------ ENTRIES SHOWN

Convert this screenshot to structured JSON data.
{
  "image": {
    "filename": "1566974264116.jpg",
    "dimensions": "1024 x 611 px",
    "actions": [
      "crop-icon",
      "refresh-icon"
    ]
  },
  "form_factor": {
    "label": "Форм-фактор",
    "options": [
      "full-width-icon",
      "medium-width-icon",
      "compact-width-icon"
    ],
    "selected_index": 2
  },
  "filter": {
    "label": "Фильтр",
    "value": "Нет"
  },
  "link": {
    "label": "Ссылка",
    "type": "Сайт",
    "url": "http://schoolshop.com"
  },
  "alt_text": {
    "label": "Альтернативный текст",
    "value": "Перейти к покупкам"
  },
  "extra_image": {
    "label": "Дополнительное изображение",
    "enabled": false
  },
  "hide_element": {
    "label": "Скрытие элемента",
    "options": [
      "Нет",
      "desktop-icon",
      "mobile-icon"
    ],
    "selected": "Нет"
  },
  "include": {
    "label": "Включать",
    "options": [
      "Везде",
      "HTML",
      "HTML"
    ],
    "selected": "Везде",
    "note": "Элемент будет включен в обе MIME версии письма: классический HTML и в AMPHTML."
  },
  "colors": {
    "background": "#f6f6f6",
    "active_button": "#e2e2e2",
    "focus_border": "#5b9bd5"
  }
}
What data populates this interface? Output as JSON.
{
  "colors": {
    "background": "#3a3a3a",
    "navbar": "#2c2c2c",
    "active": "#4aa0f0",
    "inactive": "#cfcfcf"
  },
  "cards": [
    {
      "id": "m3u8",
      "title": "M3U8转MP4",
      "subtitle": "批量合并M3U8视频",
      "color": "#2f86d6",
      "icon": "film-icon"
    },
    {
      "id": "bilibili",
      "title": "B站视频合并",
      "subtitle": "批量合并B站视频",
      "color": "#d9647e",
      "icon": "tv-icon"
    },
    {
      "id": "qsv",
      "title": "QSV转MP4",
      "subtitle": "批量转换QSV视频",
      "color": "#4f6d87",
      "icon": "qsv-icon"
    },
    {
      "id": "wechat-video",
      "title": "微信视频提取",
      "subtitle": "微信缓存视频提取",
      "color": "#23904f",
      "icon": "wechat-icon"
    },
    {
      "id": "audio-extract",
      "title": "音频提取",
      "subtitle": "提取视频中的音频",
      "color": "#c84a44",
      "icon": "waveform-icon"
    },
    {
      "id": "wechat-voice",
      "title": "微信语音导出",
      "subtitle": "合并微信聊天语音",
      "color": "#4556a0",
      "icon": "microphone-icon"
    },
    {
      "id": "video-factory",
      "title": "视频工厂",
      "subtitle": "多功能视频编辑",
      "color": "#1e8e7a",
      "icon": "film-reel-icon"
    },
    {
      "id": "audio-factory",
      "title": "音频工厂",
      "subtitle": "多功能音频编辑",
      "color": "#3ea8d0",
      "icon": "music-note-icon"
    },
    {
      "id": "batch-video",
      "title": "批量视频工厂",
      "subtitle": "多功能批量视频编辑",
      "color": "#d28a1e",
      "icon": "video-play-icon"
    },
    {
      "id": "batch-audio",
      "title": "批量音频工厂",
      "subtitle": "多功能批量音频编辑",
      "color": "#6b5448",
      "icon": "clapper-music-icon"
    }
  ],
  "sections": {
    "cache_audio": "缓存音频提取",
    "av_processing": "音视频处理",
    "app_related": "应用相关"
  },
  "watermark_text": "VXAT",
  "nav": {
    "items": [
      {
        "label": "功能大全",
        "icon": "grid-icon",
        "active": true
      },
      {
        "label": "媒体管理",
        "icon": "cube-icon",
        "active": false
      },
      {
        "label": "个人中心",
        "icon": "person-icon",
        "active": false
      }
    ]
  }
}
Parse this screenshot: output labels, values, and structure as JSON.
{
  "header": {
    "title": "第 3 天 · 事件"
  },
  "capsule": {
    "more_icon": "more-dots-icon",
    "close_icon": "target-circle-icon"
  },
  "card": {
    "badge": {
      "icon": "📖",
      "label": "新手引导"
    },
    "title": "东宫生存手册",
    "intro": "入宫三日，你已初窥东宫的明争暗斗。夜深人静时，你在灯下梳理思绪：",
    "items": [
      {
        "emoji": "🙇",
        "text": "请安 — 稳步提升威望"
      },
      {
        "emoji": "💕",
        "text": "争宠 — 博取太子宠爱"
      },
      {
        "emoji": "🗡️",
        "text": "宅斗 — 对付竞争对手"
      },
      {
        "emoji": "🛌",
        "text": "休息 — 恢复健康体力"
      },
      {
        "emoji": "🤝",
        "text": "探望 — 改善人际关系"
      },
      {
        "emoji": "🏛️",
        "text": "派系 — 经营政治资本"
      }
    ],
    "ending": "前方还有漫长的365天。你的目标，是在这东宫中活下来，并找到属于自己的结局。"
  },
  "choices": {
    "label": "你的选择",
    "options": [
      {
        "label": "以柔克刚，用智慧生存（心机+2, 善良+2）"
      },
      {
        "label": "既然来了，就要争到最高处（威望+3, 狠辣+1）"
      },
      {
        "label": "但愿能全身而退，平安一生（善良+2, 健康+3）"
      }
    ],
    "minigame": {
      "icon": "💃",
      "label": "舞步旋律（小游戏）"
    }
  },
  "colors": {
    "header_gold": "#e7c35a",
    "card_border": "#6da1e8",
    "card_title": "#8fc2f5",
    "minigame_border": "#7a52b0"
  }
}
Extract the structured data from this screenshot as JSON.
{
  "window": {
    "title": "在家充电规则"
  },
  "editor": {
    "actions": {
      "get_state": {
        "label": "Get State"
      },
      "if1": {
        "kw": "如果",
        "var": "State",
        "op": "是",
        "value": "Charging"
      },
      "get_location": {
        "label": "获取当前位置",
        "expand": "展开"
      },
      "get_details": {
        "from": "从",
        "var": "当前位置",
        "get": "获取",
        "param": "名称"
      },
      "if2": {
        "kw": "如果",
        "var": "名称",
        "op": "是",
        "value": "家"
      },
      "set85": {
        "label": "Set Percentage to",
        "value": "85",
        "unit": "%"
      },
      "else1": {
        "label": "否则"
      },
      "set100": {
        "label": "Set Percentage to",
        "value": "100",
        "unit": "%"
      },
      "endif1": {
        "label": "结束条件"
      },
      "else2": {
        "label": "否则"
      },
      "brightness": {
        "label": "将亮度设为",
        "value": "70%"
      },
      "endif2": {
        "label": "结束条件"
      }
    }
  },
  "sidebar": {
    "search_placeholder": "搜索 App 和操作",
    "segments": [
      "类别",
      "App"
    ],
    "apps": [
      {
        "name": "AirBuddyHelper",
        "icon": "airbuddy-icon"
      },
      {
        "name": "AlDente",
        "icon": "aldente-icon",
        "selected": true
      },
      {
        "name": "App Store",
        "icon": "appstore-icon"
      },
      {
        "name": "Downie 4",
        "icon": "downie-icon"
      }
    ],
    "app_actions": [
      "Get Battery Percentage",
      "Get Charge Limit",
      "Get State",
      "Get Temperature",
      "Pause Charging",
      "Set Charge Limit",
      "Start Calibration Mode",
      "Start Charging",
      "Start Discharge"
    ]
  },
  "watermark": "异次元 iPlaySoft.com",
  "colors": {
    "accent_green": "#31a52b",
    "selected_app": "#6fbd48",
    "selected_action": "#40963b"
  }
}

------------

**GIVEN REQUEST:**
Scan the listing above for the word "this" and copy every line that holds it.

**RESULT OF THE EXERCISE:**
Convert this screenshot to structured JSON data.
What data populates this interface? Output as JSON.
Parse this screenshot: output labels, values, and structure as JSON.
Extract the structured data from this screenshot as JSON.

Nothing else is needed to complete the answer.